* Task directions
Go through the material below and copy all lines with "text".
○ ○ ○ ○
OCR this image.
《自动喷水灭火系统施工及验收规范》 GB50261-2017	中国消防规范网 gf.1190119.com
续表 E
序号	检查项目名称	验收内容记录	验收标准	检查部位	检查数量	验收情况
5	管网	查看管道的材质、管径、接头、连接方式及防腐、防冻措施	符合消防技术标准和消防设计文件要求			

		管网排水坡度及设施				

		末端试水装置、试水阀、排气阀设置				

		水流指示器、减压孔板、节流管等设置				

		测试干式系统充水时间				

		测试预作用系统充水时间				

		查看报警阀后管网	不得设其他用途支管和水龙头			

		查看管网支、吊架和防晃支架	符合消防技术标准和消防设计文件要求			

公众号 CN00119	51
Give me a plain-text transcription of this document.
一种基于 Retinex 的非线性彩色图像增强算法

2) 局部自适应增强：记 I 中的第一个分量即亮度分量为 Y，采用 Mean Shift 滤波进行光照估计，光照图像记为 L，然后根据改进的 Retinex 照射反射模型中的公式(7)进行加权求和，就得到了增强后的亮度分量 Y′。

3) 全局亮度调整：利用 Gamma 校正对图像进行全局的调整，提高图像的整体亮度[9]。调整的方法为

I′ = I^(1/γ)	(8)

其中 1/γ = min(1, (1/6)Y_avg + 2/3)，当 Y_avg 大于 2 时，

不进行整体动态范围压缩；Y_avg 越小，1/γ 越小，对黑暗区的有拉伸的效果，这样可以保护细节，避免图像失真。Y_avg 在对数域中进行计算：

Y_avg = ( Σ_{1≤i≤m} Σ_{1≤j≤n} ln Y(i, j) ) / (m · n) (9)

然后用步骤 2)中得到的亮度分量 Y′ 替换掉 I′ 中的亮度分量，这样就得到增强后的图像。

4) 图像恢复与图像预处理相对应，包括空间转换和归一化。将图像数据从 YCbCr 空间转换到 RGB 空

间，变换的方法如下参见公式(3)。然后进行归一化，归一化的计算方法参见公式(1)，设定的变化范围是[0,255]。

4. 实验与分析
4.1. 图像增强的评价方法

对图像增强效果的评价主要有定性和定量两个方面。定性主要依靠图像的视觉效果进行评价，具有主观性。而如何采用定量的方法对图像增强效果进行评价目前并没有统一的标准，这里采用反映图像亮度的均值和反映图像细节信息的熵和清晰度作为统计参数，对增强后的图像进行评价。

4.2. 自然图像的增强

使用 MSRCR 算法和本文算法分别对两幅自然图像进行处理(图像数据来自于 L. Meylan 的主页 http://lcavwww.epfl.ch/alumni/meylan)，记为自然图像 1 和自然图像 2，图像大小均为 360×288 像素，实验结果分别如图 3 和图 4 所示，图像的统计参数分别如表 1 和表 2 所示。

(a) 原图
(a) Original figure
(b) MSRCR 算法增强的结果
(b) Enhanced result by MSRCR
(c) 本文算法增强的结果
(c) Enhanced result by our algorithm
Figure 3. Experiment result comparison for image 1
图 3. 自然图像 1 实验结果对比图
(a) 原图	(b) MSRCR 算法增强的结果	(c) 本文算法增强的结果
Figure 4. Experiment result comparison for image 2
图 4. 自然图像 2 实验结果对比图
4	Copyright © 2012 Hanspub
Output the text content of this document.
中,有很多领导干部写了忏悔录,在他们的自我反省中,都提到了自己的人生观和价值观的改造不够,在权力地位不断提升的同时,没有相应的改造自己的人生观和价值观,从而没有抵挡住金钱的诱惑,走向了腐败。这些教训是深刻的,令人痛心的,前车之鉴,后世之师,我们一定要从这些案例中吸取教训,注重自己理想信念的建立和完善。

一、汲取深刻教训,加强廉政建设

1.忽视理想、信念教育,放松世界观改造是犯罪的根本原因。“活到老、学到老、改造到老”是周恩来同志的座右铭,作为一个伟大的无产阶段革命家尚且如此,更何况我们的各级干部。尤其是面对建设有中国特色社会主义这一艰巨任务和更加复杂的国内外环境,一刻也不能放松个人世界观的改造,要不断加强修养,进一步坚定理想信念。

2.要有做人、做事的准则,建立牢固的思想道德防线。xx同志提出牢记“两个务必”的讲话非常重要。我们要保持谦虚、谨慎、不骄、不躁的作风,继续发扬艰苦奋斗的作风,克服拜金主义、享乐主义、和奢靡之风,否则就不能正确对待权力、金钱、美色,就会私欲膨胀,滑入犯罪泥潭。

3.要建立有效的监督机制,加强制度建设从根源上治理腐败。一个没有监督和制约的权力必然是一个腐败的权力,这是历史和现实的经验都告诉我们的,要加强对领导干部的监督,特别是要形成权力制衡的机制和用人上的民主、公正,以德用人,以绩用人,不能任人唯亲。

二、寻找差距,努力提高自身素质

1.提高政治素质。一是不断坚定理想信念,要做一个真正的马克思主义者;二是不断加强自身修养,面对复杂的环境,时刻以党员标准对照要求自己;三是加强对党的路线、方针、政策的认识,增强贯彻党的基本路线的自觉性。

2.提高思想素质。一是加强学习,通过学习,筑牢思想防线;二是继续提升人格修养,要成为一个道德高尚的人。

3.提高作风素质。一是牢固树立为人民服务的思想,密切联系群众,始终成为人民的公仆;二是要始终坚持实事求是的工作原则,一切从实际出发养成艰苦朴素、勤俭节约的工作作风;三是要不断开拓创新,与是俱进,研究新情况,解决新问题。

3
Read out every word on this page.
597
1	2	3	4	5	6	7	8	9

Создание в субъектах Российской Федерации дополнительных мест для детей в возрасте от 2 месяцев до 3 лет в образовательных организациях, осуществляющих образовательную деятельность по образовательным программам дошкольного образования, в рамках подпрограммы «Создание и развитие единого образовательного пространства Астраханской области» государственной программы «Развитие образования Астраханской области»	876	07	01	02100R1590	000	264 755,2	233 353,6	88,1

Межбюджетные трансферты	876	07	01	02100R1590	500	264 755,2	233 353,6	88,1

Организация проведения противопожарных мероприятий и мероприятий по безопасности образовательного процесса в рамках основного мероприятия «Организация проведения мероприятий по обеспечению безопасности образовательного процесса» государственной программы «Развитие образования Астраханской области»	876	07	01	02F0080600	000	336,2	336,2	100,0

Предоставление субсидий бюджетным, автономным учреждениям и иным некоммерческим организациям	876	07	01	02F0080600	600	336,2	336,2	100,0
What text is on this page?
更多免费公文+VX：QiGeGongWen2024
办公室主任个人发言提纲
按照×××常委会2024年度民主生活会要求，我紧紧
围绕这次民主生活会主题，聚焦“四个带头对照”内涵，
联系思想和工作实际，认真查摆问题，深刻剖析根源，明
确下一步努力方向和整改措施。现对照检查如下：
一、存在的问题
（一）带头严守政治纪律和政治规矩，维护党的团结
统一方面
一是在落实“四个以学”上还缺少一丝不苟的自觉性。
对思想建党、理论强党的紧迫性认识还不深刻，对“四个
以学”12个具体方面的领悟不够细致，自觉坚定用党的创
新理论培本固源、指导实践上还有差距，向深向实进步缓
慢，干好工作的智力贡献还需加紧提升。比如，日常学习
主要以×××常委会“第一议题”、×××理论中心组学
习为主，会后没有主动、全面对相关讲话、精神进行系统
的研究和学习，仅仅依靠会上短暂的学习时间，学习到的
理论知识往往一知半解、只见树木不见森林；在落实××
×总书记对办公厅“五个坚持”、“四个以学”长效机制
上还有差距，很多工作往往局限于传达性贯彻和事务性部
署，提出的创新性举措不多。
○ ○ ○ ○
* Exercise response
Give me a plain-text transcription of this document.
Output the text content of this document.
What text is on this page?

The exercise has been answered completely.